**WRITTEN INSTRUCTION:** Spot every line with the word "Metasys" and return it.

■ ■ ■

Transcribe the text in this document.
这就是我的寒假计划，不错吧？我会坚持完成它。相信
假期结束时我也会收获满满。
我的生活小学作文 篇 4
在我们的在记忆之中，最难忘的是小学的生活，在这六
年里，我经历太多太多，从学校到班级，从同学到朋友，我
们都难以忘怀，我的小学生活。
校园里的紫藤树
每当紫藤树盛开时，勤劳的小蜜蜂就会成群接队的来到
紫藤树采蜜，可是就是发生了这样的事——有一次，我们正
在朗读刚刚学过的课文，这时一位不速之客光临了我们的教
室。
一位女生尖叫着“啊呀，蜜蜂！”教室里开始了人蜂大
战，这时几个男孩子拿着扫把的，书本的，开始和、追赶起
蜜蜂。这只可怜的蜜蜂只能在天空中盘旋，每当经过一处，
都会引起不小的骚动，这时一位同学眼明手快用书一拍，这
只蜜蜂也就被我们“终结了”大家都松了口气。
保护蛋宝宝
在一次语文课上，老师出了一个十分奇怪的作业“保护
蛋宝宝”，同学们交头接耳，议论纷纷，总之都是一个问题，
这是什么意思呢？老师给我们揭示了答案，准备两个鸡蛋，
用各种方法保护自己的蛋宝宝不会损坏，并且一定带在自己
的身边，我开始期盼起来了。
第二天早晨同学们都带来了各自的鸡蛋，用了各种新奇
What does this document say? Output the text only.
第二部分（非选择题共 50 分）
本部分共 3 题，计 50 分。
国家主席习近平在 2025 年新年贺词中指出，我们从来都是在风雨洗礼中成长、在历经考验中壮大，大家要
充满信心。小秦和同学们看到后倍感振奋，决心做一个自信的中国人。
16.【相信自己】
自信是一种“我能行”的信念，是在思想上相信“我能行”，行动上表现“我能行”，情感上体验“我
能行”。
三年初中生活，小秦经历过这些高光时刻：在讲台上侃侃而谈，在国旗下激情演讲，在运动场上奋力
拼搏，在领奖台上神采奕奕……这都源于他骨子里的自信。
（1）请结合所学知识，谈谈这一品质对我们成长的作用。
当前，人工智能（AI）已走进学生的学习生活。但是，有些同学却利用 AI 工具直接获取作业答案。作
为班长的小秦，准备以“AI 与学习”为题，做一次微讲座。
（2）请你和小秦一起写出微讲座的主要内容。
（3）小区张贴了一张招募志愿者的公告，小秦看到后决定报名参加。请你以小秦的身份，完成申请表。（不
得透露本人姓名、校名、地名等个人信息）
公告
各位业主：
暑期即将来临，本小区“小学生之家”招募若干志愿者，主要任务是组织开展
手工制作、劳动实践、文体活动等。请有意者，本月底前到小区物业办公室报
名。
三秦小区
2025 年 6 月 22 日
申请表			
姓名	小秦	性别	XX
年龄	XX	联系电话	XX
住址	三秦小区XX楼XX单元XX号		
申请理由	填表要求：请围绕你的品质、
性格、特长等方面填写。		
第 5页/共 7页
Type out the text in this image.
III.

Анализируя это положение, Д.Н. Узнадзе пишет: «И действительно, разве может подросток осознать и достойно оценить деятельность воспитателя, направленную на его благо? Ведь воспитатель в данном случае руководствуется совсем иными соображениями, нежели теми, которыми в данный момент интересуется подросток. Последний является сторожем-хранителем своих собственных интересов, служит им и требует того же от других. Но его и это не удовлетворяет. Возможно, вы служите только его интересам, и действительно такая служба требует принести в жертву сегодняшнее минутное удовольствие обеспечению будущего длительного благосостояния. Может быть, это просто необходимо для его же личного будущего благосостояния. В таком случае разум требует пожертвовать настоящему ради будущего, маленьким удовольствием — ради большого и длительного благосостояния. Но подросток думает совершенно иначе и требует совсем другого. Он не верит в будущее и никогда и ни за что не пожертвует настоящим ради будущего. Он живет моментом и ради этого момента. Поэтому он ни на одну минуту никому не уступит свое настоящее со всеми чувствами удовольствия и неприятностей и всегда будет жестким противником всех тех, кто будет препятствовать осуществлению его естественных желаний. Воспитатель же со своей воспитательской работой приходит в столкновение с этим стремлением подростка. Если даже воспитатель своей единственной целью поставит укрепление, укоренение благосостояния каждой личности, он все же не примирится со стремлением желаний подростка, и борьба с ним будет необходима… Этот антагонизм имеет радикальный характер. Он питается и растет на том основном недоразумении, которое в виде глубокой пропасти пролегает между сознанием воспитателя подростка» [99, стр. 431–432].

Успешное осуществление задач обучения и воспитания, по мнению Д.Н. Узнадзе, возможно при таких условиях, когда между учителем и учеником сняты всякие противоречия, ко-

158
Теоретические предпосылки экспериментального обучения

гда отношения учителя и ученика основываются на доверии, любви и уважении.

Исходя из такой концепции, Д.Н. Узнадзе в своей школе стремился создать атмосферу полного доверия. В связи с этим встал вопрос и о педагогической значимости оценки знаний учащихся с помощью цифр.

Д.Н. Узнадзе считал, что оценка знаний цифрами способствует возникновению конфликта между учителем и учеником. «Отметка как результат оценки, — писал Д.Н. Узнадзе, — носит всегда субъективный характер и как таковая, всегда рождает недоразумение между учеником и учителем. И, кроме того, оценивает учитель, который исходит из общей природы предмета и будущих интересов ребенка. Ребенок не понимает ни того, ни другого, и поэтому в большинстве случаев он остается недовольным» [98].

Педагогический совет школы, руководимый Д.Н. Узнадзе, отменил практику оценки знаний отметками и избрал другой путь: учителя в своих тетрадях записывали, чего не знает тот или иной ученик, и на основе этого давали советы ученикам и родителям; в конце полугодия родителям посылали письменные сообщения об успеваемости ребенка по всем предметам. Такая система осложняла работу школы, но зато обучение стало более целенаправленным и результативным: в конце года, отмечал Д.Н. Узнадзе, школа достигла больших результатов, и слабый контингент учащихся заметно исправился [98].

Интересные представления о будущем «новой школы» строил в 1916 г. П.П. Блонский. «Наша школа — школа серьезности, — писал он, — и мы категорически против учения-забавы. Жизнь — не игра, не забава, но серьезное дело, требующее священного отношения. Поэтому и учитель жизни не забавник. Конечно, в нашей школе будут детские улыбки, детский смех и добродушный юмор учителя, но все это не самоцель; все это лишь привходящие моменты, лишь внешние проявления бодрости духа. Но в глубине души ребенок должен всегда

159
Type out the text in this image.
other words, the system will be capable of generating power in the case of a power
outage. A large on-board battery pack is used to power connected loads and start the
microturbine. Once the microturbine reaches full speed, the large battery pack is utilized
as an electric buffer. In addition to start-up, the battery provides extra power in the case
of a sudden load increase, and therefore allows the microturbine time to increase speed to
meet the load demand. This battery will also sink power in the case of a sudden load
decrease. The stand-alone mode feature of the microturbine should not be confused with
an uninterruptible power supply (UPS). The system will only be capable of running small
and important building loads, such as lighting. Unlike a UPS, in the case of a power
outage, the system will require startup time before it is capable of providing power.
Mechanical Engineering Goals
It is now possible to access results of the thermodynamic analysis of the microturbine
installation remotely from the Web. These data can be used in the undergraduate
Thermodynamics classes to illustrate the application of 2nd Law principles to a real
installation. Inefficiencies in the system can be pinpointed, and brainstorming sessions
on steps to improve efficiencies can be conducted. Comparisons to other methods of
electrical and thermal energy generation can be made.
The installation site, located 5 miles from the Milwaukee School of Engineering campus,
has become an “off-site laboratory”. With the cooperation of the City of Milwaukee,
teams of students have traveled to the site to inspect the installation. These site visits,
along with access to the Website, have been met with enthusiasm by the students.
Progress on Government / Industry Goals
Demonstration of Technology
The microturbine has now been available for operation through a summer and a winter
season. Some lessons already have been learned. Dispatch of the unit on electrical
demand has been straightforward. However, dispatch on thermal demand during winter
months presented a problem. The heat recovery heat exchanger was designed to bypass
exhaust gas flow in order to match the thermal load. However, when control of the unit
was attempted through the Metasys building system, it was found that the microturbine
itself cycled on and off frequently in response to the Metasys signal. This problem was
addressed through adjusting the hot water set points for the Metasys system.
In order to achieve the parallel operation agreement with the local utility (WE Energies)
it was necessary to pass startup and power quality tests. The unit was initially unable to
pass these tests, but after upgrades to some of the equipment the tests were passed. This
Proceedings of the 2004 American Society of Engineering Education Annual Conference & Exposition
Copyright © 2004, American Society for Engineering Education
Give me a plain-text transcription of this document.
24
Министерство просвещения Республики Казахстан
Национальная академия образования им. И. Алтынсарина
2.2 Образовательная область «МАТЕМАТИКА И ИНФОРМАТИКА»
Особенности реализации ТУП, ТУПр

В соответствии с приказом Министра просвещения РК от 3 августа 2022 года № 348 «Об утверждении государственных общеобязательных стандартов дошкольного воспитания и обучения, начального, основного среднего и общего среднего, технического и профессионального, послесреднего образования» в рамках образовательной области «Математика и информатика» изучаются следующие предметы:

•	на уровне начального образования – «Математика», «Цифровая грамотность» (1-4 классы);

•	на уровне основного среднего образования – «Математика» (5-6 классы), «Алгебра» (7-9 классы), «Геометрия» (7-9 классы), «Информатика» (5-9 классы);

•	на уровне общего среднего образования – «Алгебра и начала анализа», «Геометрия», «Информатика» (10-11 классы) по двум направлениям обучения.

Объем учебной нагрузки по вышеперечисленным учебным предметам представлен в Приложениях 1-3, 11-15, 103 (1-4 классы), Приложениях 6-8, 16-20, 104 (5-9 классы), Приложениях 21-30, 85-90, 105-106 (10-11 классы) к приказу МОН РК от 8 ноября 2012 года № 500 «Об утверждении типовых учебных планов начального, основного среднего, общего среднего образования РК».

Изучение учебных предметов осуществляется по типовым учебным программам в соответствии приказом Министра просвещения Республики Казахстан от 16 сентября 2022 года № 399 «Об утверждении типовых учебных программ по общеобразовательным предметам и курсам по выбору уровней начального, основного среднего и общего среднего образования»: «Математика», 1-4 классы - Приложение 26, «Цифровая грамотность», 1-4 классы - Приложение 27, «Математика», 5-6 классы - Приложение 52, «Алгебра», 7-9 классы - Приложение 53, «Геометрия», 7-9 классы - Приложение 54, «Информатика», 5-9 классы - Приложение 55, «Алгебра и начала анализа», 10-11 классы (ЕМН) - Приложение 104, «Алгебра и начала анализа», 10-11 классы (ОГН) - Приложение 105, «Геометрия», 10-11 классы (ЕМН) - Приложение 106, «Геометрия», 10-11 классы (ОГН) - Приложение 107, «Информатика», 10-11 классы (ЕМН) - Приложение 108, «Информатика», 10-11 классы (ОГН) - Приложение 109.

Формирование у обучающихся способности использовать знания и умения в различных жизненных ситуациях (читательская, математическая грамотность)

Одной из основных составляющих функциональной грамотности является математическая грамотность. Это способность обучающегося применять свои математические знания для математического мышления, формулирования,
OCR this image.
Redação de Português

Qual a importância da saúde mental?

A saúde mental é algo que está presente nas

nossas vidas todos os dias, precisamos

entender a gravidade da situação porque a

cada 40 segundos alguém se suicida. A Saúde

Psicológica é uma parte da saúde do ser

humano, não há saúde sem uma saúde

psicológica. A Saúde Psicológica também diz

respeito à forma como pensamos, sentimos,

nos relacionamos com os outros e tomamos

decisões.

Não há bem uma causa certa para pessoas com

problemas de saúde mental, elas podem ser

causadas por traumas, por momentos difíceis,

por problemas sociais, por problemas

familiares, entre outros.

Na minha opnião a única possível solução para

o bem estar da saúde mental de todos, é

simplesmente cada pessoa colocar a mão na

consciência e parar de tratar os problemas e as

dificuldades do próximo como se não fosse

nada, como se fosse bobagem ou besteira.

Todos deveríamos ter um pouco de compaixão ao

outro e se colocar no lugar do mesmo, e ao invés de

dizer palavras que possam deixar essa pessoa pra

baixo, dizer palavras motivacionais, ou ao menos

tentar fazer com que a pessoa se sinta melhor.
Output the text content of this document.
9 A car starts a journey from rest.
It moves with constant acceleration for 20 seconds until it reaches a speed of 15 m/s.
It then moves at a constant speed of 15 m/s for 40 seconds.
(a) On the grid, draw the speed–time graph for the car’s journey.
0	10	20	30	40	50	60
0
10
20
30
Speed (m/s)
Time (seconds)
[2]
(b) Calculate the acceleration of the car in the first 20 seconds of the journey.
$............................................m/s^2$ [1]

■ ■ ■

**FINAL ANSWER:**
was attempted through the Metasys building system, it was found that the microturbine
itself cycled on and off frequently in response to the Metasys signal. This problem was
addressed through adjusting the hot water set points for the Metasys system.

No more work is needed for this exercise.